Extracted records

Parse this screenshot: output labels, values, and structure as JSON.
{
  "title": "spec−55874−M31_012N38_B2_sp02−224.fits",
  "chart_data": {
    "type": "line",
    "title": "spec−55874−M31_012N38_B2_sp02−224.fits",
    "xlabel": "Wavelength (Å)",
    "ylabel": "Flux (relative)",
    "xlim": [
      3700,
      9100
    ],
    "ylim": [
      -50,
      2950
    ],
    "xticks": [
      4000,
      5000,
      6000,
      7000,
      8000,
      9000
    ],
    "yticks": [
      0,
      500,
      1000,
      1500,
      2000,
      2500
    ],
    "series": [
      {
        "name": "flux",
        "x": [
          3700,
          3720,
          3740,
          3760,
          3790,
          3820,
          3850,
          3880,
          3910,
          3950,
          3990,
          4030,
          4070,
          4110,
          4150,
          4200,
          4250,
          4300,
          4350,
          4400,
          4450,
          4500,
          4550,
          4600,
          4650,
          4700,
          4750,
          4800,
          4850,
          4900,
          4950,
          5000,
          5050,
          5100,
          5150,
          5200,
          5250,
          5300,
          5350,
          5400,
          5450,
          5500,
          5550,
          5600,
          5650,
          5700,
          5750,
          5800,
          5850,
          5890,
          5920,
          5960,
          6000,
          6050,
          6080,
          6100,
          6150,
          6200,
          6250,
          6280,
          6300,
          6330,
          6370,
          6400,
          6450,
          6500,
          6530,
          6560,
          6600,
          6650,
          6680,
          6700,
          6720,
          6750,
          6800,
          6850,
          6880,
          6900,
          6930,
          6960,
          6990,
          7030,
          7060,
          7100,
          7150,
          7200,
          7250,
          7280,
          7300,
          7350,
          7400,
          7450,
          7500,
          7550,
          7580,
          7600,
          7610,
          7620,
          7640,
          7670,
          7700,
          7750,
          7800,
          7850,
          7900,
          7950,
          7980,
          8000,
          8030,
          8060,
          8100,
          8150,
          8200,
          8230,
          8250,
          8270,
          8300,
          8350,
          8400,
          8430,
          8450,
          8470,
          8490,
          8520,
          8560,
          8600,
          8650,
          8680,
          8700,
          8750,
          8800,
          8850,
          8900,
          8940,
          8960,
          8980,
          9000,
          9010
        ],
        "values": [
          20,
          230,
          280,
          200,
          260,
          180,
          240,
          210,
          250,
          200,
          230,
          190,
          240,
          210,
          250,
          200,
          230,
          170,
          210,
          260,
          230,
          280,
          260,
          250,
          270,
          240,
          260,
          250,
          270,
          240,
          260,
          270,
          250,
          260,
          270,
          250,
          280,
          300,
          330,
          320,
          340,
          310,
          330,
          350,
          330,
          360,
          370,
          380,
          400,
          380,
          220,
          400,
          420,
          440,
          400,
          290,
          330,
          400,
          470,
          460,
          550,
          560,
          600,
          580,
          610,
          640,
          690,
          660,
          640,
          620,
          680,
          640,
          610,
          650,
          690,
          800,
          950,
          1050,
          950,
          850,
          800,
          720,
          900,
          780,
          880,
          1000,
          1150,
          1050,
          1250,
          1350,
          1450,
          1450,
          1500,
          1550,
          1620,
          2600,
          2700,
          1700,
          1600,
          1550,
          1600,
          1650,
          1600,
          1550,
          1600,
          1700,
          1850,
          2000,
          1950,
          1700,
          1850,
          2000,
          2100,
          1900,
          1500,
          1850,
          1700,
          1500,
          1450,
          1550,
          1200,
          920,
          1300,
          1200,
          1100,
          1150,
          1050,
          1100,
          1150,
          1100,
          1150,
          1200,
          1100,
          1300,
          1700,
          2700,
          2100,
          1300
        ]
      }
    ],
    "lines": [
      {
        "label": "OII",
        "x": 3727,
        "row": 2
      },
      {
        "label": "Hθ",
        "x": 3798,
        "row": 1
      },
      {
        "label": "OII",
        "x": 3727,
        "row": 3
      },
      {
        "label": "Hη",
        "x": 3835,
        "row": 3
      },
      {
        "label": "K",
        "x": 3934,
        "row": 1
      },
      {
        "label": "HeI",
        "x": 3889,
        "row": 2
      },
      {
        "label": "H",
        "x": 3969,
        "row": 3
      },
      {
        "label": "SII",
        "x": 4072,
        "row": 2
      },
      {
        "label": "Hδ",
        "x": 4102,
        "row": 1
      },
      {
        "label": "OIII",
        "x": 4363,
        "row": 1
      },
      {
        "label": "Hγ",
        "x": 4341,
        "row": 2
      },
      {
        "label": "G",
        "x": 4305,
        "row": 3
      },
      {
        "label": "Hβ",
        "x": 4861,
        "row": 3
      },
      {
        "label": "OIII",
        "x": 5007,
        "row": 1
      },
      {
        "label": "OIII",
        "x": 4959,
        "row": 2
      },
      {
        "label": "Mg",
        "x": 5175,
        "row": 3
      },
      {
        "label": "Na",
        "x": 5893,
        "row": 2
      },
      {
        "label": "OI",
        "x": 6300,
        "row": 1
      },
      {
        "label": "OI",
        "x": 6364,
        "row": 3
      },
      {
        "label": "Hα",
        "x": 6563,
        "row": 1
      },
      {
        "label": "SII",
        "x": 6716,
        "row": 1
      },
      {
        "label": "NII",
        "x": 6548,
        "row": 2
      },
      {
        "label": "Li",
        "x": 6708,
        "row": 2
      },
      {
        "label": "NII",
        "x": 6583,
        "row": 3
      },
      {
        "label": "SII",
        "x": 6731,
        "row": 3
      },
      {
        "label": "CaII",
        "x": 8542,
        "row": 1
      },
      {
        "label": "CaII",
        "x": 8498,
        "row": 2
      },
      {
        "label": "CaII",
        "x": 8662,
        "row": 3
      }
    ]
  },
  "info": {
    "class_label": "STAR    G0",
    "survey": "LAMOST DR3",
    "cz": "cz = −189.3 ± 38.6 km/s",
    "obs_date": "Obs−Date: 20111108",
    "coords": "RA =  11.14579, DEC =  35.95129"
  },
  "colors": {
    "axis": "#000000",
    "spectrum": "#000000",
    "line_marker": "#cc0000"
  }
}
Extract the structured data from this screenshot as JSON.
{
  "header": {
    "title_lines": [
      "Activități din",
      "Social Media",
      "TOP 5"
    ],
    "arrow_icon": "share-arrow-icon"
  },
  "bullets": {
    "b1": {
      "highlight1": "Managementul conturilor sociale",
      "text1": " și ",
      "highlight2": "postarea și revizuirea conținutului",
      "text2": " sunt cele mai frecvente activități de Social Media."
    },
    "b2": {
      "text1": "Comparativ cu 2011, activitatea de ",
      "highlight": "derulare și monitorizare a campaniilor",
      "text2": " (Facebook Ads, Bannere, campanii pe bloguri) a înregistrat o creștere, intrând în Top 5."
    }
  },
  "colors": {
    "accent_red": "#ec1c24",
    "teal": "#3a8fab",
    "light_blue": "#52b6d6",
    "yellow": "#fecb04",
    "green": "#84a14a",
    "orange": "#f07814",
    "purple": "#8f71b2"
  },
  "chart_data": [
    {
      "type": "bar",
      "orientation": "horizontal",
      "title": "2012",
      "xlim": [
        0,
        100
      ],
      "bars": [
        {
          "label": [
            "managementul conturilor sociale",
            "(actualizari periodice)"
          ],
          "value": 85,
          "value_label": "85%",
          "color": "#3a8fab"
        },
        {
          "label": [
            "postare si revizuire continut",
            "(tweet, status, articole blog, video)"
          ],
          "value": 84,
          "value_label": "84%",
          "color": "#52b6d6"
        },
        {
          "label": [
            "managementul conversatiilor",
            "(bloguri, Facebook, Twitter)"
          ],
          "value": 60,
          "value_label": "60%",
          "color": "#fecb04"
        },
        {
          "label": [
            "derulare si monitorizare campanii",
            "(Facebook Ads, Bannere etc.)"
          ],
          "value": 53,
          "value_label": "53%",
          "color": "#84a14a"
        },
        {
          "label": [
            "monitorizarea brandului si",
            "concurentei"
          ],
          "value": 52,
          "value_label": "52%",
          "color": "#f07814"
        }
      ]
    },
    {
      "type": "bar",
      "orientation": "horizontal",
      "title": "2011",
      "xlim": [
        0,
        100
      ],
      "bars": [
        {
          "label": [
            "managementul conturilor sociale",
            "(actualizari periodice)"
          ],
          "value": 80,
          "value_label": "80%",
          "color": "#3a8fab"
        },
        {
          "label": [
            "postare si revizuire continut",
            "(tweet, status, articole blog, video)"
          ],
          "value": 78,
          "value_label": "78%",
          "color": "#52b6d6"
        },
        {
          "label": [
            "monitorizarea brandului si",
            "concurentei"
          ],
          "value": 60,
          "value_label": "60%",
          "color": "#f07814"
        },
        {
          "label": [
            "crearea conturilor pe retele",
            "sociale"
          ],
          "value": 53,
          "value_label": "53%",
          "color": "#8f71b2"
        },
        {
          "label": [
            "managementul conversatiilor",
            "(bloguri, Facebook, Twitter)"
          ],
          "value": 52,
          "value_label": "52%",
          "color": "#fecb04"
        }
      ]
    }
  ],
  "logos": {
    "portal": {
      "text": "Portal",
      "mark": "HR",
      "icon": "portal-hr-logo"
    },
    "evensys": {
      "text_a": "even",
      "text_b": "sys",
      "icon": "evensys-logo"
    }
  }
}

**Stated exercise:**
Lines that include the word "fits" are to be extracted from the data above.

**Task output:**
  "title": "spec−55874−M31_012N38_B2_sp02−224.fits",
    "title": "spec−55874−M31_012N38_B2_sp02−224.fits",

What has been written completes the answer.